Exercise input —
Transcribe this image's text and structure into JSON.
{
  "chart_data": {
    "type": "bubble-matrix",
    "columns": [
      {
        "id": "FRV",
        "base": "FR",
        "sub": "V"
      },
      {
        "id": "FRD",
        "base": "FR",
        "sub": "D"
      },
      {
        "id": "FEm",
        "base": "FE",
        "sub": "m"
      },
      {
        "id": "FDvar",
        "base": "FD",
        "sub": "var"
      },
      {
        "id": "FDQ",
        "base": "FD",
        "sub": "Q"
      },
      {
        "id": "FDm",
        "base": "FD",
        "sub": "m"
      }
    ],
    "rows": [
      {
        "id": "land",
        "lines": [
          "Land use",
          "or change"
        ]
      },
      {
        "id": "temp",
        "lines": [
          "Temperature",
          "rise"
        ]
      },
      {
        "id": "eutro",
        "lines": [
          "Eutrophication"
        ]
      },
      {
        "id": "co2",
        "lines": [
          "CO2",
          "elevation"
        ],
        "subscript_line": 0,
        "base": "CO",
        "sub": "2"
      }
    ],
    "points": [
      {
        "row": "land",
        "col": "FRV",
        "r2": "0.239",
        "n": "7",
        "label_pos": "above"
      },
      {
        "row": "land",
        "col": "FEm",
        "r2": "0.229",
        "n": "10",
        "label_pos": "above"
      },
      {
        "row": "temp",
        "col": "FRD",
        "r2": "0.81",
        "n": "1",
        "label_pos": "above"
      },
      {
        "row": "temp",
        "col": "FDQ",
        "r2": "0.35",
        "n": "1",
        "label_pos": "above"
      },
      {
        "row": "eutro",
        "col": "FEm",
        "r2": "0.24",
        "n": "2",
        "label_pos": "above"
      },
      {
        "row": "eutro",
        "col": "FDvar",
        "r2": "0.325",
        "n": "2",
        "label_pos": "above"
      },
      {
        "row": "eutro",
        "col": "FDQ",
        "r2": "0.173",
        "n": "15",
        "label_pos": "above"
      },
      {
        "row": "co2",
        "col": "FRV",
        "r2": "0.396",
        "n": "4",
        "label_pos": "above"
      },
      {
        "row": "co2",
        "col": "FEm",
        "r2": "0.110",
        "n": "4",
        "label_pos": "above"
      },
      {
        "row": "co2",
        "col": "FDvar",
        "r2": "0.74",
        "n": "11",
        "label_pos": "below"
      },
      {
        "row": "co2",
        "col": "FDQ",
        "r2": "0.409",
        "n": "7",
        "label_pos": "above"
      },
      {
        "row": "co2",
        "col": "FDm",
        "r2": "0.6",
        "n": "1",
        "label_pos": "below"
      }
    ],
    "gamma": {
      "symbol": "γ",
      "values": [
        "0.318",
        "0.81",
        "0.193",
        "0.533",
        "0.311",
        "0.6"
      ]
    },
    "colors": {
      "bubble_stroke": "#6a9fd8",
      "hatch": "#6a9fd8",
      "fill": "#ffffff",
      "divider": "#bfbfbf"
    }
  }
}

What you are asked to do —
Extract the entries above verbatim.

In response —
Transcribe this image's text and structure into JSON.
{
  "chart_data": {
    "type": "bubble-matrix",
    "columns": [
      {
        "id": "FRV",
        "base": "FR",
        "sub": "V"
      },
      {
        "id": "FRD",
        "base": "FR",
        "sub": "D"
      },
      {
        "id": "FEm",
        "base": "FE",
        "sub": "m"
      },
      {
        "id": "FDvar",
        "base": "FD",
        "sub": "var"
      },
      {
        "id": "FDQ",
        "base": "FD",
        "sub": "Q"
      },
      {
        "id": "FDm",
        "base": "FD",
        "sub": "m"
      }
    ],
    "rows": [
      {
        "id": "land",
        "lines": [
          "Land use",
          "or change"
        ]
      },
      {
        "id": "temp",
        "lines": [
          "Temperature",
          "rise"
        ]
      },
      {
        "id": "eutro",
        "lines": [
          "Eutrophication"
        ]
      },
      {
        "id": "co2",
        "lines": [
          "CO2",
          "elevation"
        ],
        "subscript_line": 0,
        "base": "CO",
        "sub": "2"
      }
    ],
    "points": [
      {
        "row": "land",
        "col": "FRV",
        "r2": "0.239",
        "n": "7",
        "label_pos": "above"
      },
      {
        "row": "land",
        "col": "FEm",
        "r2": "0.229",
        "n": "10",
        "label_pos": "above"
      },
      {
        "row": "temp",
        "col": "FRD",
        "r2": "0.81",
        "n": "1",
        "label_pos": "above"
      },
      {
        "row": "temp",
        "col": "FDQ",
        "r2": "0.35",
        "n": "1",
        "label_pos": "above"
      },
      {
        "row": "eutro",
        "col": "FEm",
        "r2": "0.24",
        "n": "2",
        "label_pos": "above"
      },
      {
        "row": "eutro",
        "col": "FDvar",
        "r2": "0.325",
        "n": "2",
        "label_pos": "above"
      },
      {
        "row": "eutro",
        "col": "FDQ",
        "r2": "0.173",
        "n": "15",
        "label_pos": "above"
      },
      {
        "row": "co2",
        "col": "FRV",
        "r2": "0.396",
        "n": "4",
        "label_pos": "above"
      },
      {
        "row": "co2",
        "col": "FEm",
        "r2": "0.110",
        "n": "4",
        "label_pos": "above"
      },
      {
        "row": "co2",
        "col": "FDvar",
        "r2": "0.74",
        "n": "11",
        "label_pos": "below"
      },
      {
        "row": "co2",
        "col": "FDQ",
        "r2": "0.409",
        "n": "7",
        "label_pos": "above"
      },
      {
        "row": "co2",
        "col": "FDm",
        "r2": "0.6",
        "n": "1",
        "label_pos": "below"
      }
    ],
    "gamma": {
      "symbol": "γ",
      "values": [
        "0.318",
        "0.81",
        "0.193",
        "0.533",
        "0.311",
        "0.6"
      ]
    },
    "colors": {
      "bubble_stroke": "#6a9fd8",
      "hatch": "#6a9fd8",
      "fill": "#ffffff",
      "divider": "#bfbfbf"
    }
  }
}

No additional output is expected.